Task description ▸ Reproduce the listing below exactly, minus its pictures.

________

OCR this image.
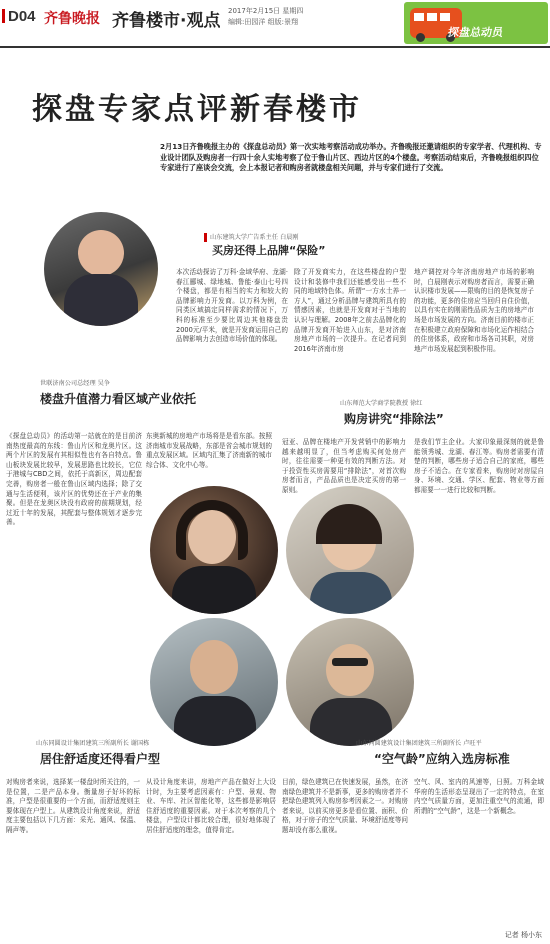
D04 齐鲁晚报 齐鲁楼市·观点 2017年2月15日 星期四
编辑:田园洋 组版:景翔
探盘总动员
探盘专家点评新春楼市
2月13日齐鲁晚报主办的《探盘总动员》第一次实地考察活动成功举办。齐鲁晚报还邀请组织的专家学者、代理机构、专业设计团队及购房者一行四十余人实地考察了位于鲁山片区、西边片区的4个楼盘。考察活动结束后，齐鲁晚报组织四位专家进行了座谈会交流，会上本报记者和购房者就楼盘相关问题，并与专家们进行了交流。
山东建筑大学广告系主任 白晨刚
买房还得上品牌“保险”
本次活动探访了万科·金域华府、龙湖·春江郦城、绿地城、鲁能·泰山七号四个楼盘，都是有相当的实力和较大的品牌影响力开发商。以万科为例，在同类区域搞定同样需求的情况下，万科的标准至少要比周边其他楼盘贵2000元/平米，就是开发商运用自己的品牌影响力去创造市场价值的体现。
除了开发商实力，在这些楼盘的户型设计和装修中我们还能感受出一些不同的地域特色体。所谓“一方水土养一方人”，通过分析品牌与建筑所具有的情感因素，也就是开发商对于当地的认识与理解。2008年之前去品牌化的品牌开发商开始进入山东，是对济南房地产市场的一次提升。在记者问到2016年济南市房
地产调控对今年济南房地产市场的影响时，白晨刚表示对购房者而言，需要正确认识楼市发展——限购的目的是恢复房子的功能，更多的住房应当回归自住价值，以具有实在的刚需性品质为主的房地产市场是市场发展的方向。济南目前的楼市正在积极建立政府保障和市场化运作相结合的住房体系，政府和市场各司其职，对房地产市场发展起到积极作用。
世联济南公司总经理 吴争
楼盘升值潜力看区域产业依托
《探盘总动员》的活动第一站就在的是目前济南热度最高的东线：鲁山片区和龙奥片区。这两个片区的发展有其相似性也有各自特点。鲁山板块发展比较早，发展思路也比较长，它位于港城与CBD之间，依托于高新区，周边配套完善，购房者一般在鲁山区域内选择；除了交通与生活便利，该片区的优势还在于产业的集聚。但是在龙奥区块没有政府的前期规划，经过近十年的发展，其配套与整体规划才逐步完善。
东奥新城的房地产市场将是是看东部。按照济南城市发展战略，东部是省会城市规划的重点发展区域。区域内汇集了济南新的城市综合体、文化中心等。
山东师范大学商学院教授 徐红
购房讲究“排除法”
冠亚、品牌在楼地产开发营销中的影响力越来越明显了，但当考虑购买何处房产时，往往需要一种更有效的判断方法。对于投资性买房需要用“排除法”，对首次购房者而言，产品品质也是决定买房的第一原则。
是我们节主企业。大家印象最深刻的就是鲁能领秀城、龙湖、春江等。购房者需要有清楚的判断，哪些房子适合自己的家庭，哪些房子不适合。在专家看来，购房时对房屋自身、环境、交通、学区、配套、物业等方面都需要一一进行比较和判断。
山东同圆设计集团建筑三所副所长 谢国栋
居住舒适度还得看户型
对购房者来说，选择某一楼盘时所关注的，一是位置，二是产品本身。衡量房子好坏的标准，户型是很重要的一个方面，而舒适度则主要体现在户型上。从建筑设计角度来说，舒适度主要包括以下几方面：采光、通风、保温、隔声等。
从设计角度来讲，房地产产品在做好上大设计时，为主要考虑因素有：户型、景观、物业、车库、社区智能化等，这些都是影响居住舒适度的重要因素。对于本次考察的几个楼盘，户型设计都比较合理，很好地体现了居住舒适度的理念，值得肯定。
山东同圆建筑设计集团建筑三所副所长 卢旺平
“空气龄”应纳入选房标准
目前，绿色建筑已在快速发展，虽然，在济南绿色建筑并不是新事，更多的购房者并不把绿色建筑列入购房参考因素之一。对购房者来说，以前买房更多是看位置、面积、价格，对于房子的空气质量、环境舒适度等问题却没有那么重视。
空气、风、室内的风速等，日照。万科金域华府的生活形态呈现出了一定的特点，在室内空气质量方面，更加注重空气的流通，即所谓的“空气龄”，这是一个新概念。
记者 杨小东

________

Response to the exercise ▸
OCR this image.
D04 齐鲁晚报 齐鲁楼市·观点 2017年2月15日 星期四
编辑:田园洋 组版:景翔
探盘总动员
探盘专家点评新春楼市
2月13日齐鲁晚报主办的《探盘总动员》第一次实地考察活动成功举办。齐鲁晚报还邀请组织的专家学者、代理机构、专业设计团队及购房者一行四十余人实地考察了位于鲁山片区、西边片区的4个楼盘。考察活动结束后，齐鲁晚报组织四位专家进行了座谈会交流，会上本报记者和购房者就楼盘相关问题，并与专家们进行了交流。
山东建筑大学广告系主任 白晨刚
买房还得上品牌“保险”
本次活动探访了万科·金域华府、龙湖·春江郦城、绿地城、鲁能·泰山七号四个楼盘，都是有相当的实力和较大的品牌影响力开发商。以万科为例，在同类区域搞定同样需求的情况下，万科的标准至少要比周边其他楼盘贵2000元/平米，就是开发商运用自己的品牌影响力去创造市场价值的体现。
除了开发商实力，在这些楼盘的户型设计和装修中我们还能感受出一些不同的地域特色体。所谓“一方水土养一方人”，通过分析品牌与建筑所具有的情感因素，也就是开发商对于当地的认识与理解。2008年之前去品牌化的品牌开发商开始进入山东，是对济南房地产市场的一次提升。在记者问到2016年济南市房
地产调控对今年济南房地产市场的影响时，白晨刚表示对购房者而言，需要正确认识楼市发展——限购的目的是恢复房子的功能，更多的住房应当回归自住价值，以具有实在的刚需性品质为主的房地产市场是市场发展的方向。济南目前的楼市正在积极建立政府保障和市场化运作相结合的住房体系，政府和市场各司其职，对房地产市场发展起到积极作用。
世联济南公司总经理 吴争
楼盘升值潜力看区域产业依托
《探盘总动员》的活动第一站就在的是目前济南热度最高的东线：鲁山片区和龙奥片区。这两个片区的发展有其相似性也有各自特点。鲁山板块发展比较早，发展思路也比较长，它位于港城与CBD之间，依托于高新区，周边配套完善，购房者一般在鲁山区域内选择；除了交通与生活便利，该片区的优势还在于产业的集聚。但是在龙奥区块没有政府的前期规划，经过近十年的发展，其配套与整体规划才逐步完善。
东奥新城的房地产市场将是是看东部。按照济南城市发展战略，东部是省会城市规划的重点发展区域。区域内汇集了济南新的城市综合体、文化中心等。
山东师范大学商学院教授 徐红
购房讲究“排除法”
冠亚、品牌在楼地产开发营销中的影响力越来越明显了，但当考虑购买何处房产时，往往需要一种更有效的判断方法。对于投资性买房需要用“排除法”，对首次购房者而言，产品品质也是决定买房的第一原则。
是我们节主企业。大家印象最深刻的就是鲁能领秀城、龙湖、春江等。购房者需要有清楚的判断，哪些房子适合自己的家庭，哪些房子不适合。在专家看来，购房时对房屋自身、环境、交通、学区、配套、物业等方面都需要一一进行比较和判断。
山东同圆设计集团建筑三所副所长 谢国栋
居住舒适度还得看户型
对购房者来说，选择某一楼盘时所关注的，一是位置，二是产品本身。衡量房子好坏的标准，户型是很重要的一个方面，而舒适度则主要体现在户型上。从建筑设计角度来说，舒适度主要包括以下几方面：采光、通风、保温、隔声等。
从设计角度来讲，房地产产品在做好上大设计时，为主要考虑因素有：户型、景观、物业、车库、社区智能化等，这些都是影响居住舒适度的重要因素。对于本次考察的几个楼盘，户型设计都比较合理，很好地体现了居住舒适度的理念，值得肯定。
山东同圆建筑设计集团建筑三所副所长 卢旺平
“空气龄”应纳入选房标准
目前，绿色建筑已在快速发展，虽然，在济南绿色建筑并不是新事，更多的购房者并不把绿色建筑列入购房参考因素之一。对购房者来说，以前买房更多是看位置、面积、价格，对于房子的空气质量、环境舒适度等问题却没有那么重视。
空气、风、室内的风速等，日照。万科金域华府的生活形态呈现出了一定的特点，在室内空气质量方面，更加注重空气的流通，即所谓的“空气龄”，这是一个新概念。
记者 杨小东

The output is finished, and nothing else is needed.